What needs to be done = Return every record below exactly as written, but leave out the pictures.

Stored items
────────
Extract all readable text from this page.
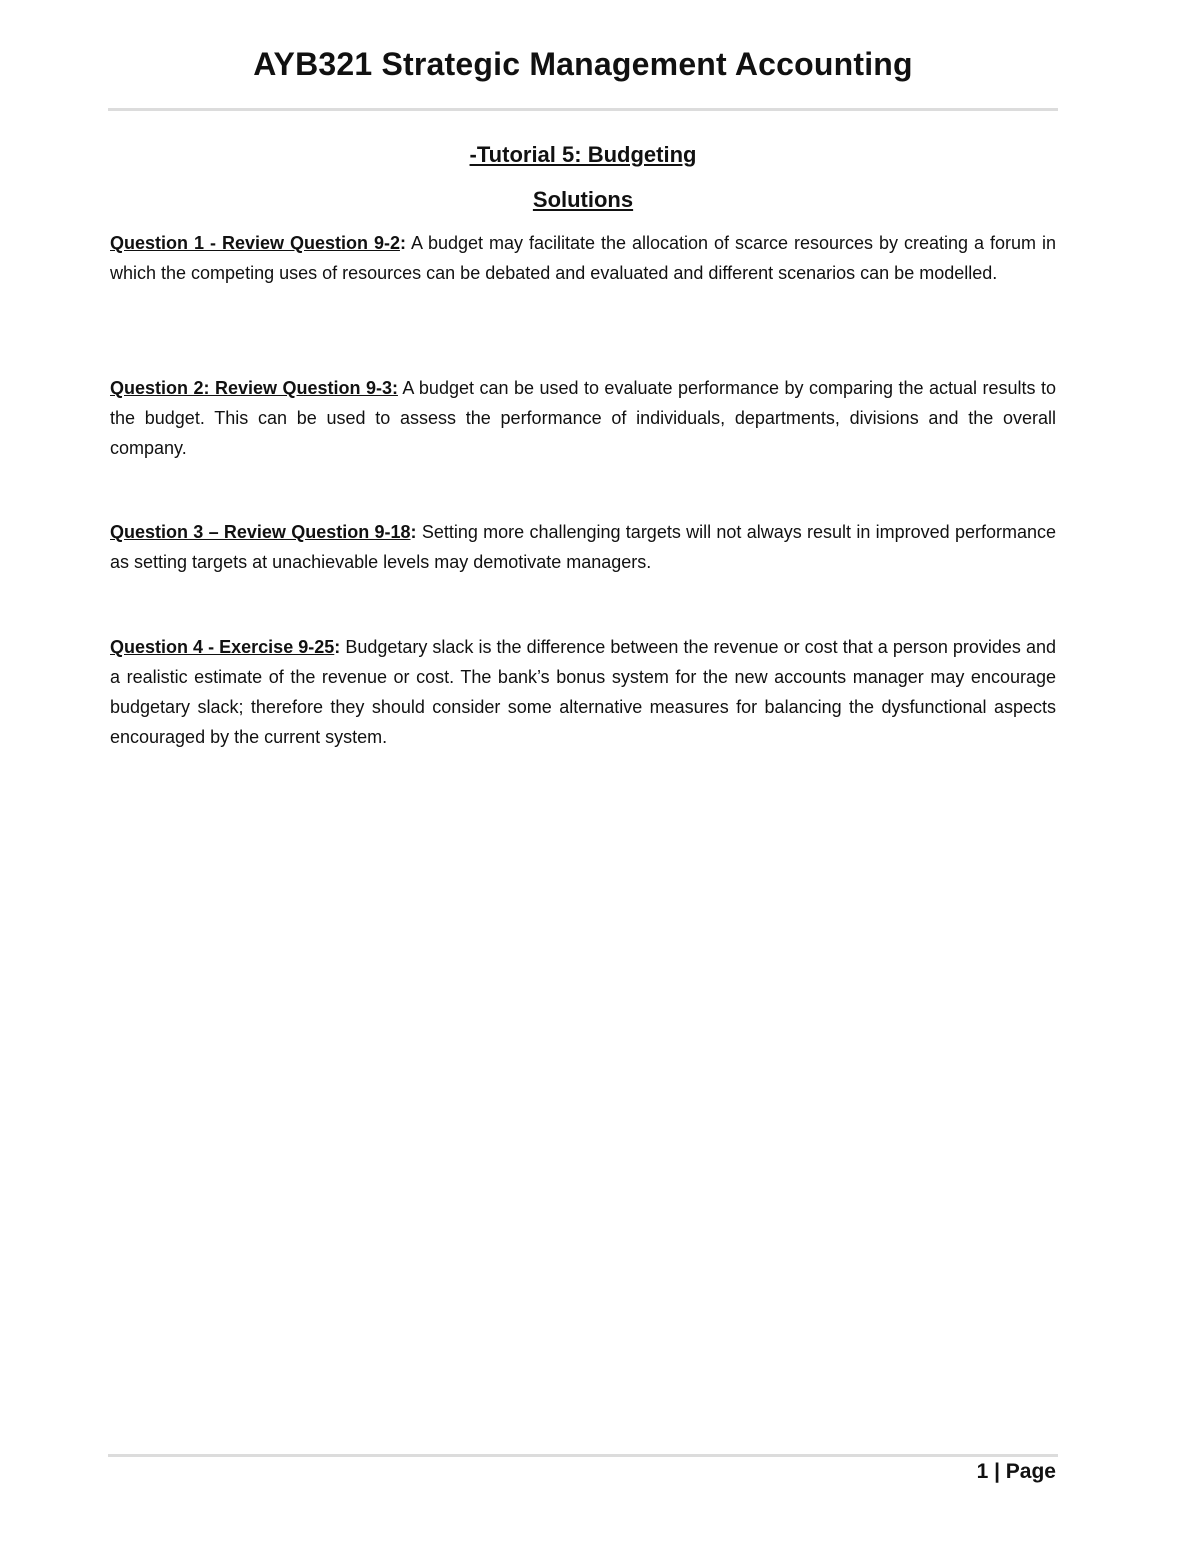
AYB321 Strategic Management Accounting
-Tutorial 5: Budgeting
Solutions

Question 1 - Review Question 9-2: A budget may facilitate the allocation of scarce resources by creating a forum in which the competing uses of resources can be debated and evaluated and different scenarios can be modelled.

Question 2: Review Question 9-3: A budget can be used to evaluate performance by comparing the actual results to the budget. This can be used to assess the performance of individuals, departments, divisions and the overall company.

Question 3 – Review Question 9-18: Setting more challenging targets will not always result in improved performance as setting targets at unachievable levels may demotivate managers.

Question 4 - Exercise 9-25: Budgetary slack is the difference between the revenue or cost that a person provides and a realistic estimate of the revenue or cost. The bank’s bonus system for the new accounts manager may encourage budgetary slack; therefore they should consider some alternative measures for balancing the dysfunctional aspects encouraged by the current system.

1 | Page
────────
Final answer =
Extract all readable text from this page.
AYB321 Strategic Management Accounting
-Tutorial 5: Budgeting
Solutions

Question 1 - Review Question 9-2: A budget may facilitate the allocation of scarce resources by creating a forum in which the competing uses of resources can be debated and evaluated and different scenarios can be modelled.

Question 2: Review Question 9-3: A budget can be used to evaluate performance by comparing the actual results to the budget. This can be used to assess the performance of individuals, departments, divisions and the overall company.

Question 3 – Review Question 9-18: Setting more challenging targets will not always result in improved performance as setting targets at unachievable levels may demotivate managers.

Question 4 - Exercise 9-25: Budgetary slack is the difference between the revenue or cost that a person provides and a realistic estimate of the revenue or cost. The bank’s bonus system for the new accounts manager may encourage budgetary slack; therefore they should consider some alternative measures for balancing the dysfunctional aspects encouraged by the current system.

1 | Page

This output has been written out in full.